| DATASET ENTRIES |

:::

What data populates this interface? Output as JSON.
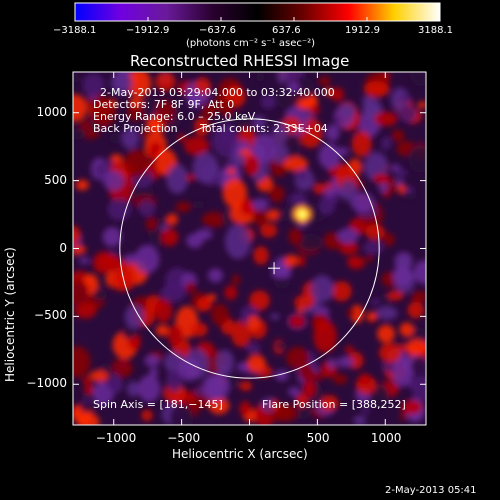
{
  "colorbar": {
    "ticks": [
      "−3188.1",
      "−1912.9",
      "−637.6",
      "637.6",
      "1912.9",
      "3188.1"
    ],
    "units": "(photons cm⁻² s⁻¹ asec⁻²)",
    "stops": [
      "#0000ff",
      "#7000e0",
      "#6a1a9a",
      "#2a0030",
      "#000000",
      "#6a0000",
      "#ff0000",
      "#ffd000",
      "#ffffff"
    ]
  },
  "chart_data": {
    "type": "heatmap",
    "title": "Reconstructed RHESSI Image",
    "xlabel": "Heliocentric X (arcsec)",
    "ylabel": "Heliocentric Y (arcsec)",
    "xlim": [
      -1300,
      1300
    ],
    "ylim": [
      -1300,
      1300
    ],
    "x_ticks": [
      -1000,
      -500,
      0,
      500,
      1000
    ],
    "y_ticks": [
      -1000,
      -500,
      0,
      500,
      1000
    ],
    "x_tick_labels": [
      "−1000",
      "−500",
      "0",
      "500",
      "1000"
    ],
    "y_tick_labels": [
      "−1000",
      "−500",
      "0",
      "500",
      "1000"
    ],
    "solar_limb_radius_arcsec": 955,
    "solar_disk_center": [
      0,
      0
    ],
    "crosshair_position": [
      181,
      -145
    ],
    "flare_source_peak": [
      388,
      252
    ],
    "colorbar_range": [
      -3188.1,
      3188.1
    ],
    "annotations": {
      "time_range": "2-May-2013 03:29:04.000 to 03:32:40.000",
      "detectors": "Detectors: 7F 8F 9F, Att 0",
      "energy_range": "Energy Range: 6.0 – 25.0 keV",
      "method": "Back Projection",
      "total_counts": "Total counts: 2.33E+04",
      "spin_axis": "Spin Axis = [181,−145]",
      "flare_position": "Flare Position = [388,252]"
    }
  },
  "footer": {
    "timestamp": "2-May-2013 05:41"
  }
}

:::

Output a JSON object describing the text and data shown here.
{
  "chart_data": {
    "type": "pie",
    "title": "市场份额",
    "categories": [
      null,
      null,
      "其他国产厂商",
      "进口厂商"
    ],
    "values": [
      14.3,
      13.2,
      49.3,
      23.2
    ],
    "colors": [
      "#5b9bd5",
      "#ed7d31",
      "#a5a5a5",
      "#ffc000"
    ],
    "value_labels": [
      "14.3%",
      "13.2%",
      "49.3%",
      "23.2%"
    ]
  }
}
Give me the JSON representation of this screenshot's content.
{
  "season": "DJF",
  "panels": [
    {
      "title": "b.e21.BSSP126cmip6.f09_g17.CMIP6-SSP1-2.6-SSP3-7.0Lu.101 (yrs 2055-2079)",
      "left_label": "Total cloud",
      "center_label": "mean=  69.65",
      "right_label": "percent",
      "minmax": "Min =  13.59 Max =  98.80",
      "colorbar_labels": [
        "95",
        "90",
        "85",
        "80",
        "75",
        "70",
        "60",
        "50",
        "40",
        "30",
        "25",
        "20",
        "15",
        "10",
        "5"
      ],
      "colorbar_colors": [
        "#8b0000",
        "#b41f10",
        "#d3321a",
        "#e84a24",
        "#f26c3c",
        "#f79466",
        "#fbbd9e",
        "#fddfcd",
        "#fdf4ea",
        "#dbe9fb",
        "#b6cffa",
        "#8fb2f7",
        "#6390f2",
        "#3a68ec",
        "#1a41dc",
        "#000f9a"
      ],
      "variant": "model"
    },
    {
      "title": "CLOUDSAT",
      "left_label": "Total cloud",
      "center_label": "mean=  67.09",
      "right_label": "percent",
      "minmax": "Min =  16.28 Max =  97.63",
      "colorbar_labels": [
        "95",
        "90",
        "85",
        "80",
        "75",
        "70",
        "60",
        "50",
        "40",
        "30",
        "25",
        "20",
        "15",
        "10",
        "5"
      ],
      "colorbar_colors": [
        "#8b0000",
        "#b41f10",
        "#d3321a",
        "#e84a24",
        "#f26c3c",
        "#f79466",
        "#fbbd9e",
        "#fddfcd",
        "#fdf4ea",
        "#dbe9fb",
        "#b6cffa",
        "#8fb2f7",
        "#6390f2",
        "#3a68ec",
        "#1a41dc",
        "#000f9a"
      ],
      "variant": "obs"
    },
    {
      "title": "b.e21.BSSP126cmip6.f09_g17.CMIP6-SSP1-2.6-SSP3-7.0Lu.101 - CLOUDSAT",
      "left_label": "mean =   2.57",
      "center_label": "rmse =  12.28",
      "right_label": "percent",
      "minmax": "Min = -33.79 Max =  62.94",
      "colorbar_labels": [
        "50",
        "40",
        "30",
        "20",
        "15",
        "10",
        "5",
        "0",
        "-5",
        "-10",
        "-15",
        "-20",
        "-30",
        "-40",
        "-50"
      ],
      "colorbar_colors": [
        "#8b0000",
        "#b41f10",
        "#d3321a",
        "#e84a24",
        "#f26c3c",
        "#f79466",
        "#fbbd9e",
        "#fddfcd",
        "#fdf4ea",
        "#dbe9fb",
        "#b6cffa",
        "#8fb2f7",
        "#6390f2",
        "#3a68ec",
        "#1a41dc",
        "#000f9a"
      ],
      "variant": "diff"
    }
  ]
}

:::

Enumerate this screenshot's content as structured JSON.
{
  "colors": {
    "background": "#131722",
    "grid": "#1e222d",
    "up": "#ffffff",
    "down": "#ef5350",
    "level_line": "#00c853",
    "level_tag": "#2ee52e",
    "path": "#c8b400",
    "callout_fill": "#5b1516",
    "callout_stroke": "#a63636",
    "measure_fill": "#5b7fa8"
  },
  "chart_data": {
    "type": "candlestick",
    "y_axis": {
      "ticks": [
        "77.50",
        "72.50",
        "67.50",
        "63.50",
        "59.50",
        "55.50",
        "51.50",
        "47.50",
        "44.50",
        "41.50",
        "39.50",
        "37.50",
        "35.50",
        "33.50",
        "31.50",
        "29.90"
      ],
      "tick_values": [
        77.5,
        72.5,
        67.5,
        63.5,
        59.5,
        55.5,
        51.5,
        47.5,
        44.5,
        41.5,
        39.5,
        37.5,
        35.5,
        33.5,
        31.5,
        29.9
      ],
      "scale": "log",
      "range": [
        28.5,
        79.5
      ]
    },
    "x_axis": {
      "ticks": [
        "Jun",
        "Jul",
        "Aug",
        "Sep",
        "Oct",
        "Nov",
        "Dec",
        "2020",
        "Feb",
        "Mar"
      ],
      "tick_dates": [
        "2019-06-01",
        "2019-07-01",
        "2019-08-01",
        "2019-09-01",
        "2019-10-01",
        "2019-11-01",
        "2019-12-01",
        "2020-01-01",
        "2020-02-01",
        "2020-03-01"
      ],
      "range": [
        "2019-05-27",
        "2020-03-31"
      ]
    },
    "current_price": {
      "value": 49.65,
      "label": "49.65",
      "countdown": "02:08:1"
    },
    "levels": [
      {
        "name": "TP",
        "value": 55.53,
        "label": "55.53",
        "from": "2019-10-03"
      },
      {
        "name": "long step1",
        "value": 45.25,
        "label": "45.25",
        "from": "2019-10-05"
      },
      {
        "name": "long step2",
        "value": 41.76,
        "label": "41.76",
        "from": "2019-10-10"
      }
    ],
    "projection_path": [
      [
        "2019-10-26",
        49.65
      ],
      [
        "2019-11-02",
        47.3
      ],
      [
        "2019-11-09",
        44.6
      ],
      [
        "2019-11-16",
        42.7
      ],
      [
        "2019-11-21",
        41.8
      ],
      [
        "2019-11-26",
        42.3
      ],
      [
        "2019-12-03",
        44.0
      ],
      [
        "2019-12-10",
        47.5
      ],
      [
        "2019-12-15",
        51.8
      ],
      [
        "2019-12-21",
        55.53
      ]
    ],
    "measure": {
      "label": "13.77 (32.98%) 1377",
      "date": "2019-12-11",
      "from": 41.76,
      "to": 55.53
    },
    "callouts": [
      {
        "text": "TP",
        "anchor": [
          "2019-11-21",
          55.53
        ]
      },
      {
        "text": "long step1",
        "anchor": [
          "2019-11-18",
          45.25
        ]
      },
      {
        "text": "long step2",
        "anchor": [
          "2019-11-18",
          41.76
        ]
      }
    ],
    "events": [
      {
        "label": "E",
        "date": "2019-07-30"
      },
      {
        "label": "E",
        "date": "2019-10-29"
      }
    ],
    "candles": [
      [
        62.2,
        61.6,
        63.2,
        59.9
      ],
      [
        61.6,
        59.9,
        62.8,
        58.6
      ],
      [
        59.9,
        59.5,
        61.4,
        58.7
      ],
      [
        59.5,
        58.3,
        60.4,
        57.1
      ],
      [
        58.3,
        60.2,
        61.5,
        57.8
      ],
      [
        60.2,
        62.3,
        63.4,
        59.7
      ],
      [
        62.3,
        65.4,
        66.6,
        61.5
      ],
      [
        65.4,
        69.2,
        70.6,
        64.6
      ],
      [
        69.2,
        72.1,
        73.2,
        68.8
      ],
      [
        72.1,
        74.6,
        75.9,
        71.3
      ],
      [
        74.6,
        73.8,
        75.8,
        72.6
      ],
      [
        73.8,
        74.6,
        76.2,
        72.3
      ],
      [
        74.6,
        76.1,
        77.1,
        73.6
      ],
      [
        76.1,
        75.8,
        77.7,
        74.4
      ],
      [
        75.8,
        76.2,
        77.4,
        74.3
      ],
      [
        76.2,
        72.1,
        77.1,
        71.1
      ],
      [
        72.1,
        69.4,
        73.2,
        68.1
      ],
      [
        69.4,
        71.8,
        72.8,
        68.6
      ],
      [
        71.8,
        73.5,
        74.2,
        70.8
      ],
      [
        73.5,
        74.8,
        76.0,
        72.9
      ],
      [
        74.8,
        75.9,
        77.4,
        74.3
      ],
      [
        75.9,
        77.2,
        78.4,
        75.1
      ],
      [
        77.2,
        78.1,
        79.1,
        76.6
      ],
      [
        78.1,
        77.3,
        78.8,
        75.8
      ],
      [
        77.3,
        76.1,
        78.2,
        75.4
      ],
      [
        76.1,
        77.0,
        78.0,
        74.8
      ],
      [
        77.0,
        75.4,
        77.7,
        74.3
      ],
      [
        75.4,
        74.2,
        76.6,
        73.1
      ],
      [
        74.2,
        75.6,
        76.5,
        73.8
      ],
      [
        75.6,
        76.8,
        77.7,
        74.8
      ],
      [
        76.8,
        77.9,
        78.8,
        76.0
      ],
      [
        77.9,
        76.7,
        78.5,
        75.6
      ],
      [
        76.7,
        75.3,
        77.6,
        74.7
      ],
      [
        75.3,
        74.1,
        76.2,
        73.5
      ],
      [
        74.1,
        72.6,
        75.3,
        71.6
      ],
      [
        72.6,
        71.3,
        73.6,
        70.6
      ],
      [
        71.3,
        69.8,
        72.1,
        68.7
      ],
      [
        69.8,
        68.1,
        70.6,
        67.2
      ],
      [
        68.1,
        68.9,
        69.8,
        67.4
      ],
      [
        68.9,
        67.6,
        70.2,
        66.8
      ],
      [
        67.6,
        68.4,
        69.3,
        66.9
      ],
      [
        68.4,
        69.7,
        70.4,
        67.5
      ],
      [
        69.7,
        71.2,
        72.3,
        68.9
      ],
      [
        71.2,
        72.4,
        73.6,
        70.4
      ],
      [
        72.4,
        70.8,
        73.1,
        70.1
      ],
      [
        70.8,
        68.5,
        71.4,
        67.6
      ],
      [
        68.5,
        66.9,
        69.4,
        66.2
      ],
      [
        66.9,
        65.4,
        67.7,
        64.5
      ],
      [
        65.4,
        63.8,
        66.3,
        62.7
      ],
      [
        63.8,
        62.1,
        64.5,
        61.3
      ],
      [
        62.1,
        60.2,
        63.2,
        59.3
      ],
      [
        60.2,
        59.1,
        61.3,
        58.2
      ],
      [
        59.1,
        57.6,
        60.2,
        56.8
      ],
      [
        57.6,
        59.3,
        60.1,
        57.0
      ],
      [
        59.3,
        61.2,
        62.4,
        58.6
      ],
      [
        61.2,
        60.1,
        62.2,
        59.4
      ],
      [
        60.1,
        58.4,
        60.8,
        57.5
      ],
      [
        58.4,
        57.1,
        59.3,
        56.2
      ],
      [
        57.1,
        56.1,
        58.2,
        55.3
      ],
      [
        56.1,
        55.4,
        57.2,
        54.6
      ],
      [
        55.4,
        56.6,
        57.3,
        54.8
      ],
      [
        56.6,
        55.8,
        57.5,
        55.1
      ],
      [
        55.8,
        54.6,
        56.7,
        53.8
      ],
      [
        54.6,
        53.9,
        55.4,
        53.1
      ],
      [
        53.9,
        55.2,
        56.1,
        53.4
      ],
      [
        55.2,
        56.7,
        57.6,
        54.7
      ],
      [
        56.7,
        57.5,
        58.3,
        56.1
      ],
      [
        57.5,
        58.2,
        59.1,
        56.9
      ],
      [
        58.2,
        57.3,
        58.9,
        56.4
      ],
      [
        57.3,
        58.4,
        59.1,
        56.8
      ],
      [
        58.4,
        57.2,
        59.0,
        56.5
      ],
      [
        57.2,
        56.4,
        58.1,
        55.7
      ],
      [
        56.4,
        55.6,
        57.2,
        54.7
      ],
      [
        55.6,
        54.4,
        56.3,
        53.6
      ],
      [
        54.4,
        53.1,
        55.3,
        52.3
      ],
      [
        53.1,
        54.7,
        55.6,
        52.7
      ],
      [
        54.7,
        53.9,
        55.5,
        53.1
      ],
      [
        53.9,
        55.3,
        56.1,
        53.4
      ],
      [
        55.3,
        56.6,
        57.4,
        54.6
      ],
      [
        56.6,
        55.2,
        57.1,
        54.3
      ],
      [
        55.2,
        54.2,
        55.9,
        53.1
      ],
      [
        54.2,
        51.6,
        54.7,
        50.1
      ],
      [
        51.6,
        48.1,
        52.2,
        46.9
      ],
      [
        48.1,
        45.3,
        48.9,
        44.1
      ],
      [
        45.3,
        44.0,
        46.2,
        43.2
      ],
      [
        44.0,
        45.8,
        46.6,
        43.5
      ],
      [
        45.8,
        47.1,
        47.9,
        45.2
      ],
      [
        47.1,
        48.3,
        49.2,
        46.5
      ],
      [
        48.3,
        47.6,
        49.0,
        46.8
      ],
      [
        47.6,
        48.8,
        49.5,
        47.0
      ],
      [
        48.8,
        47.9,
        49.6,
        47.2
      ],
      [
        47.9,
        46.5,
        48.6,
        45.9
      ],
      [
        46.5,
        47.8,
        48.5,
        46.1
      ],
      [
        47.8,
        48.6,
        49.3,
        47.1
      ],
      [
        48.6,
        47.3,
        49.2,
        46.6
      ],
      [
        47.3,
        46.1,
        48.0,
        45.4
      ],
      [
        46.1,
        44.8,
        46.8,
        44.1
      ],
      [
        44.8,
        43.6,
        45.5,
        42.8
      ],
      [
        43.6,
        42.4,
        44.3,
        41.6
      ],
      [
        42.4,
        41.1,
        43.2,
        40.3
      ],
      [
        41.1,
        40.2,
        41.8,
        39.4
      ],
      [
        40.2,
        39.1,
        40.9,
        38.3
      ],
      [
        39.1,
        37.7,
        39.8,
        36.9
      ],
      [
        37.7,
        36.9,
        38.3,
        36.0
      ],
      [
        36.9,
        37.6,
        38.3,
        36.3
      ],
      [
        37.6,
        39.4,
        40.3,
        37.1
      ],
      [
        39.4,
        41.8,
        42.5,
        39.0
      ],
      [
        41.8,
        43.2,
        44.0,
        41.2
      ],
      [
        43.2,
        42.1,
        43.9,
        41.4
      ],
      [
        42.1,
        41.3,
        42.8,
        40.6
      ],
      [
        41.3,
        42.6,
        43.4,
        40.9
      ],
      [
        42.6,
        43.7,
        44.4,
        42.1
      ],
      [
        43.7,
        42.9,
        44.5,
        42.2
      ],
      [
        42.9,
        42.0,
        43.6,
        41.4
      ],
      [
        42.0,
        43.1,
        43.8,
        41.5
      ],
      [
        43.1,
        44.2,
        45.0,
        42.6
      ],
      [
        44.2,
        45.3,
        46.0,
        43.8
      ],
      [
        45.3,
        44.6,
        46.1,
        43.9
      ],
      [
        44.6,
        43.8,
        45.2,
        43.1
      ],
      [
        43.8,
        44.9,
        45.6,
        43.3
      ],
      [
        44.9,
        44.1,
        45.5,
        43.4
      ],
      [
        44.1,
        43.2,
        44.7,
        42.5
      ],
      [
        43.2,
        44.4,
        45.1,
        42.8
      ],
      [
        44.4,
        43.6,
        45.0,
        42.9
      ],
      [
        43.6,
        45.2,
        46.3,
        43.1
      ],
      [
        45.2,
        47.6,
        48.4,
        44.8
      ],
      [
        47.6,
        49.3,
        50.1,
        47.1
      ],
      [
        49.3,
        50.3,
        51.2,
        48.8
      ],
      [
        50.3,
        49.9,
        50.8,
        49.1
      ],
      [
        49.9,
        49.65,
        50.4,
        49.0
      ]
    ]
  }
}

:::

| WHAT YOU WILL DO |
Where a line in the entries holds "screenshot", copy that line.

| EXERCISE SOLUTION |
Give me the JSON representation of this screenshot's content.
Enumerate this screenshot's content as structured JSON.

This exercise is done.